# start of SUPPLIED DATA
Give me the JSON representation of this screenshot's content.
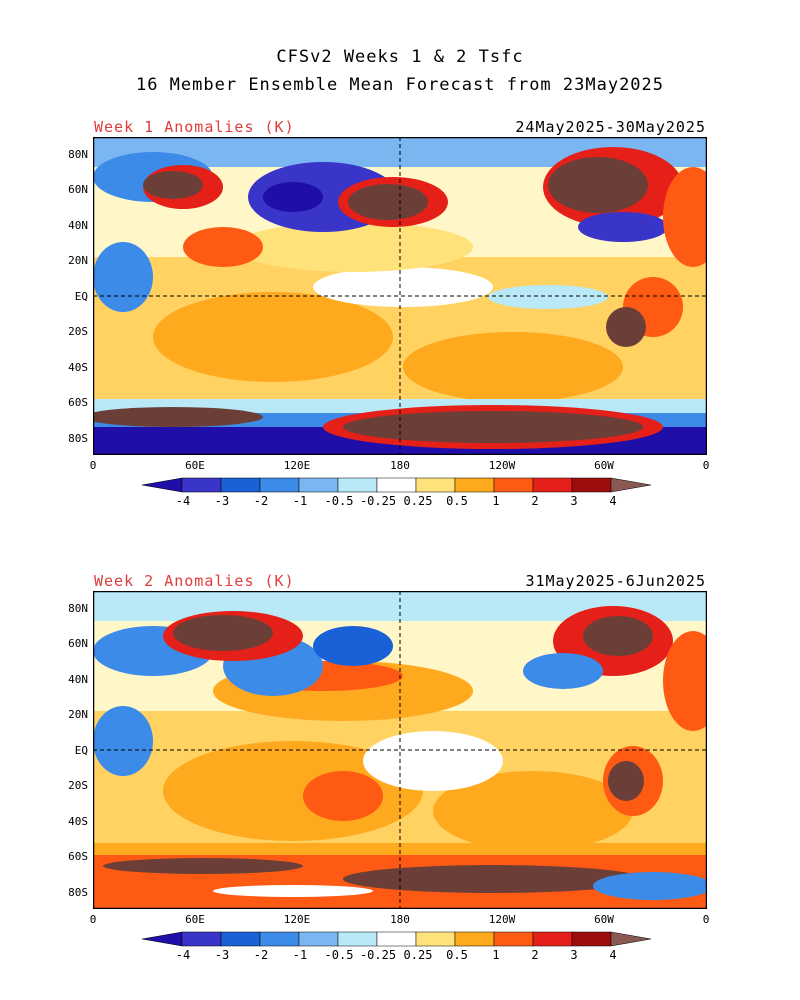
{
  "header": {
    "line1": "CFSv2 Weeks 1 & 2 Tsfc",
    "line2": "16 Member Ensemble Mean Forecast from 23May2025"
  },
  "panels": [
    {
      "title": "Week 1 Anomalies (K)",
      "dates": "24May2025-30May2025"
    },
    {
      "title": "Week 2 Anomalies (K)",
      "dates": "31May2025-6Jun2025"
    }
  ],
  "map_axes": {
    "lat_labels": [
      "80N",
      "60N",
      "40N",
      "20N",
      "EQ",
      "20S",
      "40S",
      "60S",
      "80S"
    ],
    "lon_labels": [
      "0",
      "60E",
      "120E",
      "180",
      "120W",
      "60W",
      "0"
    ]
  },
  "colorbar": {
    "labels": [
      "-4",
      "-3",
      "-2",
      "-1",
      "-0.5",
      "-0.25",
      "0.25",
      "0.5",
      "1",
      "2",
      "3",
      "4"
    ],
    "colors": [
      "#1f0ea8",
      "#3a35c9",
      "#1a60d6",
      "#3c8be8",
      "#7ab6f2",
      "#b9e8f7",
      "#ffffff",
      "#ffe27a",
      "#ffa91e",
      "#ff5a14",
      "#e52018",
      "#9e0c0c",
      "#8a5a52"
    ]
  }
}
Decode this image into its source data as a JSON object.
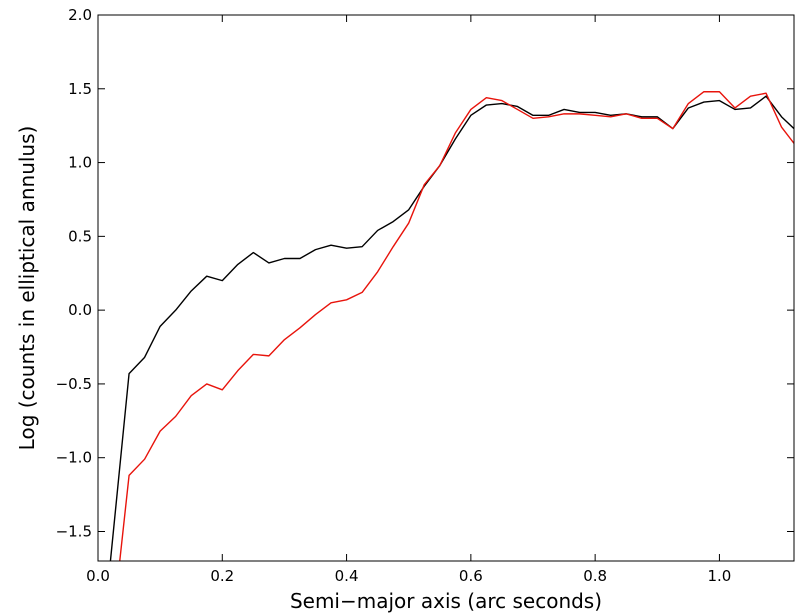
{
  "chart_data": {
    "type": "line",
    "title": "",
    "xlabel": "Semi−major axis (arc seconds)",
    "ylabel": "Log (counts in elliptical annulus)",
    "xlim": [
      0.0,
      1.12
    ],
    "ylim": [
      -1.7,
      2.0
    ],
    "xticks": [
      0.0,
      0.2,
      0.4,
      0.6,
      0.8,
      1.0
    ],
    "xtick_labels": [
      "0.0",
      "0.2",
      "0.4",
      "0.6",
      "0.8",
      "1.0"
    ],
    "yticks": [
      -1.5,
      -1.0,
      -0.5,
      0.0,
      0.5,
      1.0,
      1.5,
      2.0
    ],
    "ytick_labels": [
      "−1.5",
      "−1.0",
      "−0.5",
      "0.0",
      "0.5",
      "1.0",
      "1.5",
      "2.0"
    ],
    "grid": false,
    "legend": "none",
    "series": [
      {
        "color": "#000000",
        "x": [
          0.02,
          0.05,
          0.075,
          0.1,
          0.125,
          0.15,
          0.175,
          0.2,
          0.225,
          0.25,
          0.275,
          0.3,
          0.325,
          0.35,
          0.375,
          0.4,
          0.425,
          0.45,
          0.475,
          0.5,
          0.525,
          0.55,
          0.575,
          0.6,
          0.625,
          0.65,
          0.675,
          0.7,
          0.725,
          0.75,
          0.775,
          0.8,
          0.825,
          0.85,
          0.875,
          0.9,
          0.925,
          0.95,
          0.975,
          1.0,
          1.025,
          1.05,
          1.075,
          1.1,
          1.12
        ],
        "y": [
          -1.7,
          -0.43,
          -0.32,
          -0.11,
          0.0,
          0.13,
          0.23,
          0.2,
          0.31,
          0.39,
          0.32,
          0.35,
          0.35,
          0.41,
          0.44,
          0.42,
          0.43,
          0.54,
          0.6,
          0.68,
          0.84,
          0.98,
          1.16,
          1.32,
          1.39,
          1.4,
          1.38,
          1.32,
          1.32,
          1.36,
          1.34,
          1.34,
          1.32,
          1.33,
          1.31,
          1.31,
          1.23,
          1.37,
          1.41,
          1.42,
          1.36,
          1.37,
          1.45,
          1.31,
          1.23
        ]
      },
      {
        "color": "#e8140c",
        "x": [
          0.035,
          0.05,
          0.075,
          0.1,
          0.125,
          0.15,
          0.175,
          0.2,
          0.225,
          0.25,
          0.275,
          0.3,
          0.325,
          0.35,
          0.375,
          0.4,
          0.425,
          0.45,
          0.475,
          0.5,
          0.525,
          0.55,
          0.575,
          0.6,
          0.625,
          0.65,
          0.675,
          0.7,
          0.725,
          0.75,
          0.775,
          0.8,
          0.825,
          0.85,
          0.875,
          0.9,
          0.925,
          0.95,
          0.975,
          1.0,
          1.025,
          1.05,
          1.075,
          1.1,
          1.12
        ],
        "y": [
          -1.7,
          -1.12,
          -1.01,
          -0.82,
          -0.72,
          -0.58,
          -0.5,
          -0.54,
          -0.41,
          -0.3,
          -0.31,
          -0.2,
          -0.12,
          -0.03,
          0.05,
          0.07,
          0.12,
          0.26,
          0.43,
          0.59,
          0.85,
          0.98,
          1.2,
          1.36,
          1.44,
          1.42,
          1.36,
          1.3,
          1.31,
          1.33,
          1.33,
          1.32,
          1.31,
          1.33,
          1.3,
          1.3,
          1.23,
          1.4,
          1.48,
          1.48,
          1.37,
          1.45,
          1.47,
          1.24,
          1.13
        ]
      }
    ]
  }
}
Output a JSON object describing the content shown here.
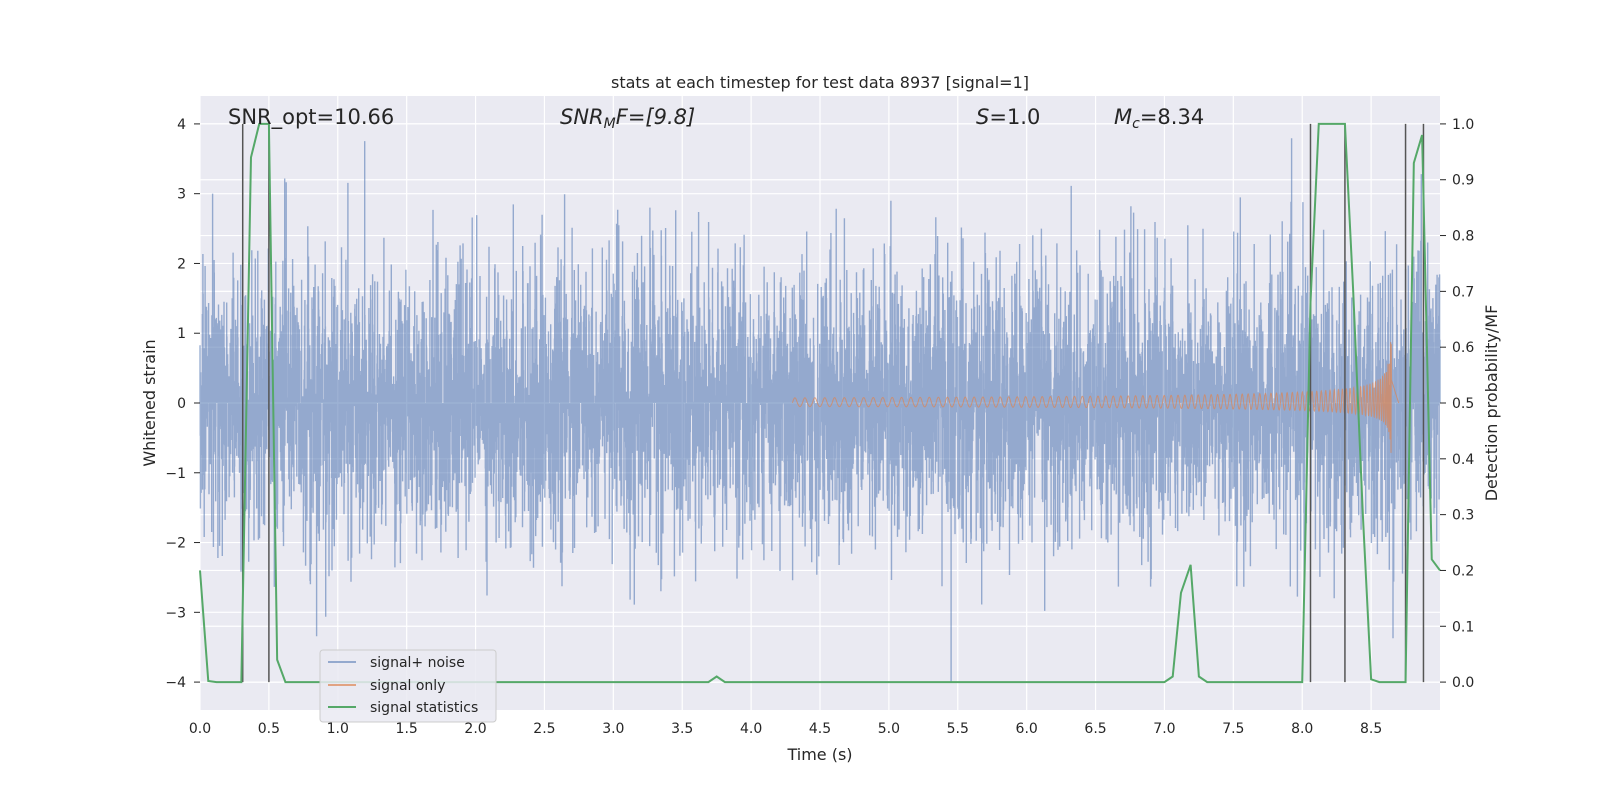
# end of SUPPLIED DATA
**GIVEN TASK**
Write the material out again exactly as it appears, dropping the pictures.

**WORKED SOLUTION**
Give me the JSON representation of this screenshot's content.
{
  "header": {
    "line1": "CFSv2 Weeks 1 & 2 Tsfc",
    "line2": "16 Member Ensemble Mean Forecast from 23May2025"
  },
  "panels": [
    {
      "title": "Week 1 Anomalies (K)",
      "dates": "24May2025-30May2025"
    },
    {
      "title": "Week 2 Anomalies (K)",
      "dates": "31May2025-6Jun2025"
    }
  ],
  "map_axes": {
    "lat_labels": [
      "80N",
      "60N",
      "40N",
      "20N",
      "EQ",
      "20S",
      "40S",
      "60S",
      "80S"
    ],
    "lon_labels": [
      "0",
      "60E",
      "120E",
      "180",
      "120W",
      "60W",
      "0"
    ]
  },
  "colorbar": {
    "labels": [
      "-4",
      "-3",
      "-2",
      "-1",
      "-0.5",
      "-0.25",
      "0.25",
      "0.5",
      "1",
      "2",
      "3",
      "4"
    ],
    "colors": [
      "#1f0ea8",
      "#3a35c9",
      "#1a60d6",
      "#3c8be8",
      "#7ab6f2",
      "#b9e8f7",
      "#ffffff",
      "#ffe27a",
      "#ffa91e",
      "#ff5a14",
      "#e52018",
      "#9e0c0c",
      "#8a5a52"
    ]
  }
}
Decode this image into its source data as a JSON object.
{
  "chart_data": {
    "type": "line",
    "title": "",
    "xlabel": "Semi−major axis (arc seconds)",
    "ylabel": "Log (counts in elliptical annulus)",
    "xlim": [
      0.0,
      1.12
    ],
    "ylim": [
      -1.7,
      2.0
    ],
    "xticks": [
      0.0,
      0.2,
      0.4,
      0.6,
      0.8,
      1.0
    ],
    "xtick_labels": [
      "0.0",
      "0.2",
      "0.4",
      "0.6",
      "0.8",
      "1.0"
    ],
    "yticks": [
      -1.5,
      -1.0,
      -0.5,
      0.0,
      0.5,
      1.0,
      1.5,
      2.0
    ],
    "ytick_labels": [
      "−1.5",
      "−1.0",
      "−0.5",
      "0.0",
      "0.5",
      "1.0",
      "1.5",
      "2.0"
    ],
    "grid": false,
    "legend": "none",
    "series": [
      {
        "color": "#000000",
        "x": [
          0.02,
          0.05,
          0.075,
          0.1,
          0.125,
          0.15,
          0.175,
          0.2,
          0.225,
          0.25,
          0.275,
          0.3,
          0.325,
          0.35,
          0.375,
          0.4,
          0.425,
          0.45,
          0.475,
          0.5,
          0.525,
          0.55,
          0.575,
          0.6,
          0.625,
          0.65,
          0.675,
          0.7,
          0.725,
          0.75,
          0.775,
          0.8,
          0.825,
          0.85,
          0.875,
          0.9,
          0.925,
          0.95,
          0.975,
          1.0,
          1.025,
          1.05,
          1.075,
          1.1,
          1.12
        ],
        "y": [
          -1.7,
          -0.43,
          -0.32,
          -0.11,
          0.0,
          0.13,
          0.23,
          0.2,
          0.31,
          0.39,
          0.32,
          0.35,
          0.35,
          0.41,
          0.44,
          0.42,
          0.43,
          0.54,
          0.6,
          0.68,
          0.84,
          0.98,
          1.16,
          1.32,
          1.39,
          1.4,
          1.38,
          1.32,
          1.32,
          1.36,
          1.34,
          1.34,
          1.32,
          1.33,
          1.31,
          1.31,
          1.23,
          1.37,
          1.41,
          1.42,
          1.36,
          1.37,
          1.45,
          1.31,
          1.23
        ]
      },
      {
        "color": "#e8140c",
        "x": [
          0.035,
          0.05,
          0.075,
          0.1,
          0.125,
          0.15,
          0.175,
          0.2,
          0.225,
          0.25,
          0.275,
          0.3,
          0.325,
          0.35,
          0.375,
          0.4,
          0.425,
          0.45,
          0.475,
          0.5,
          0.525,
          0.55,
          0.575,
          0.6,
          0.625,
          0.65,
          0.675,
          0.7,
          0.725,
          0.75,
          0.775,
          0.8,
          0.825,
          0.85,
          0.875,
          0.9,
          0.925,
          0.95,
          0.975,
          1.0,
          1.025,
          1.05,
          1.075,
          1.1,
          1.12
        ],
        "y": [
          -1.7,
          -1.12,
          -1.01,
          -0.82,
          -0.72,
          -0.58,
          -0.5,
          -0.54,
          -0.41,
          -0.3,
          -0.31,
          -0.2,
          -0.12,
          -0.03,
          0.05,
          0.07,
          0.12,
          0.26,
          0.43,
          0.59,
          0.85,
          0.98,
          1.2,
          1.36,
          1.44,
          1.42,
          1.36,
          1.3,
          1.31,
          1.33,
          1.33,
          1.32,
          1.31,
          1.33,
          1.3,
          1.3,
          1.23,
          1.4,
          1.48,
          1.48,
          1.37,
          1.45,
          1.47,
          1.24,
          1.13
        ]
      }
    ]
  }
}
Output a JSON object describing the content shown here.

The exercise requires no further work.